**What is required**
Search the material below for the word "Fonseca" and copy every line in which it occurs.
──────── Information provided
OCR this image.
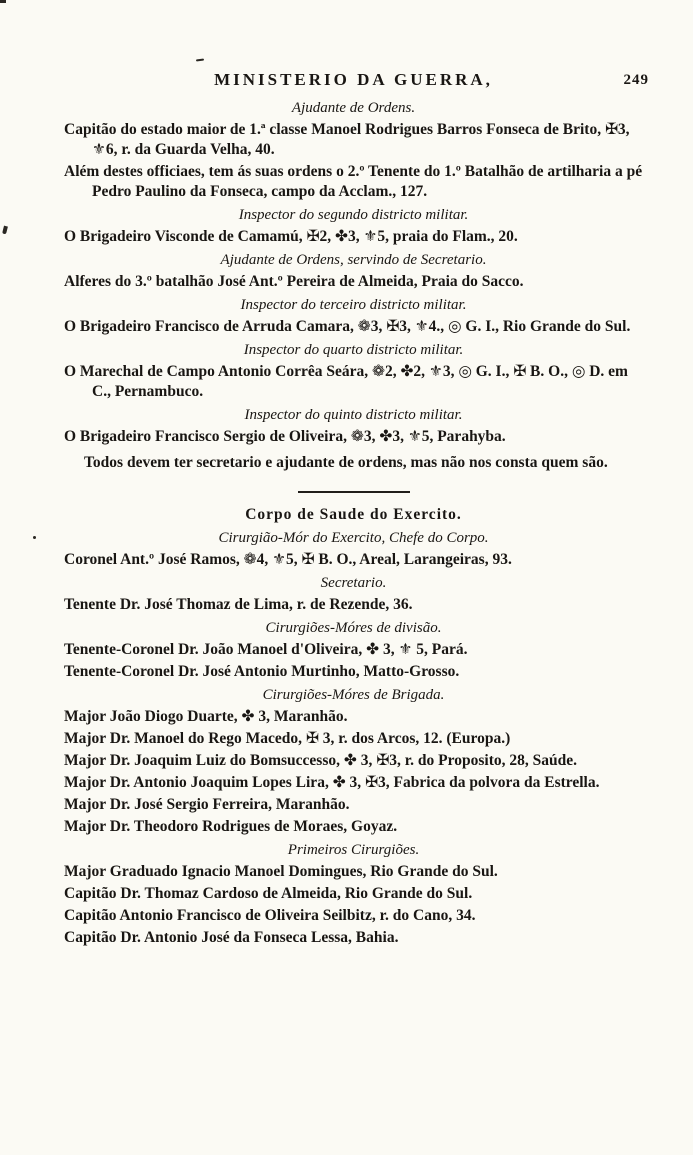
MINISTERIO DA GUERRA,	249
Ajudante de Ordens.
Capitão do estado maior de 1.ª classe Manoel Rodrigues Barros Fonseca de Brito, ✠3, ⚜6, r. da Guarda Velha, 40.
Além destes officiaes, tem ás suas ordens o 2.º Tenente do 1.º Batalhão de artilharia a pé Pedro Paulino da Fonseca, campo da Acclam., 127.
Inspector do segundo districto militar.
O Brigadeiro Visconde de Camamú, ✠2, ✤3, ⚜5, praia do Flam., 20.
Ajudante de Ordens, servindo de Secretario.
Alferes do 3.º batalhão José Ant.º Pereira de Almeida, Praia do Sacco.
Inspector do terceiro districto militar.
O Brigadeiro Francisco de Arruda Camara, ❁3, ✠3, ⚜4., ◎ G. I., Rio Grande do Sul.
Inspector do quarto districto militar.
O Marechal de Campo Antonio Corrêa Seára, ❁2, ✤2, ⚜3, ◎ G. I., ✠ B. O., ◎ D. em C., Pernambuco.
Inspector do quinto districto militar.
O Brigadeiro Francisco Sergio de Oliveira, ❁3, ✤3, ⚜5, Parahyba.
Todos devem ter secretario e ajudante de ordens, mas não nos consta quem são.
Corpo de Saude do Exercito.
Cirurgião-Mór do Exercito, Chefe do Corpo.
Coronel Ant.º José Ramos, ❁4, ⚜5, ✠ B. O., Areal, Larangeiras, 93.
Secretario.
Tenente Dr. José Thomaz de Lima, r. de Rezende, 36.
Cirurgiões-Móres de divisão.
Tenente-Coronel Dr. João Manoel d'Oliveira, ✤ 3, ⚜ 5, Pará.
Tenente-Coronel Dr. José Antonio Murtinho, Matto-Grosso.
Cirurgiões-Móres de Brigada.
Major João Diogo Duarte, ✤ 3, Maranhão.
Major Dr. Manoel do Rego Macedo, ✠ 3, r. dos Arcos, 12. (Europa.)
Major Dr. Joaquim Luiz do Bomsuccesso, ✤ 3, ✠3, r. do Proposito, 28, Saúde.
Major Dr. Antonio Joaquim Lopes Lira, ✤ 3, ✠3, Fabrica da polvora da Estrella.
Major Dr. José Sergio Ferreira, Maranhão.
Major Dr. Theodoro Rodrigues de Moraes, Goyaz.
Primeiros Cirurgiões.
Major Graduado Ignacio Manoel Domingues, Rio Grande do Sul.
Capitão Dr. Thomaz Cardoso de Almeida, Rio Grande do Sul.
Capitão Antonio Francisco de Oliveira Seilbitz, r. do Cano, 34.
Capitão Dr. Antonio José da Fonseca Lessa, Bahia.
────────────────
**Final answer**
Capitão do estado maior de 1.ª classe Manoel Rodrigues Barros Fonseca de Brito, ✠3, ⚜6, r. da Guarda Velha, 40.
Além destes officiaes, tem ás suas ordens o 2.º Tenente do 1.º Batalhão de artilharia a pé Pedro Paulino da Fonseca, campo da Acclam., 127.
Capitão Dr. Antonio José da Fonseca Lessa, Bahia.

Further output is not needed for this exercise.